* START *

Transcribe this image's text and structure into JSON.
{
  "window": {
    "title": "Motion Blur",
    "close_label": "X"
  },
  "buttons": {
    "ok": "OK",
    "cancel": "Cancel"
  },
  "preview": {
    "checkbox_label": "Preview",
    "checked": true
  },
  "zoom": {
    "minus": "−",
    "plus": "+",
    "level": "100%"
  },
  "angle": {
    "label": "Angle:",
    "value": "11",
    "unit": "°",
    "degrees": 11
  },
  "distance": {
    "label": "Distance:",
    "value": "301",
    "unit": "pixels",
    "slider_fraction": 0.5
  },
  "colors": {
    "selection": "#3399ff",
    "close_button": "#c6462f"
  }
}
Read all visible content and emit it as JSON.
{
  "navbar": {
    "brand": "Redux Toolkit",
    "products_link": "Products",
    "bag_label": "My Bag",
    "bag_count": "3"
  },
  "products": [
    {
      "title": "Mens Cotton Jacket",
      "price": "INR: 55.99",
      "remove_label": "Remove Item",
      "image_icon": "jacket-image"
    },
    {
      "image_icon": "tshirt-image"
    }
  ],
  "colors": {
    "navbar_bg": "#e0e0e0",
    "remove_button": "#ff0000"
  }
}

* END *

=== EXERCISE ===
Repeat the entries exactly, all of them.

=== COMPLETED EXERCISE ===
Transcribe this image's text and structure into JSON.
{
  "window": {
    "title": "Motion Blur",
    "close_label": "X"
  },
  "buttons": {
    "ok": "OK",
    "cancel": "Cancel"
  },
  "preview": {
    "checkbox_label": "Preview",
    "checked": true
  },
  "zoom": {
    "minus": "−",
    "plus": "+",
    "level": "100%"
  },
  "angle": {
    "label": "Angle:",
    "value": "11",
    "unit": "°",
    "degrees": 11
  },
  "distance": {
    "label": "Distance:",
    "value": "301",
    "unit": "pixels",
    "slider_fraction": 0.5
  },
  "colors": {
    "selection": "#3399ff",
    "close_button": "#c6462f"
  }
}
Read all visible content and emit it as JSON.
{
  "navbar": {
    "brand": "Redux Toolkit",
    "products_link": "Products",
    "bag_label": "My Bag",
    "bag_count": "3"
  },
  "products": [
    {
      "title": "Mens Cotton Jacket",
      "price": "INR: 55.99",
      "remove_label": "Remove Item",
      "image_icon": "jacket-image"
    },
    {
      "image_icon": "tshirt-image"
    }
  ],
  "colors": {
    "navbar_bg": "#e0e0e0",
    "remove_button": "#ff0000"
  }
}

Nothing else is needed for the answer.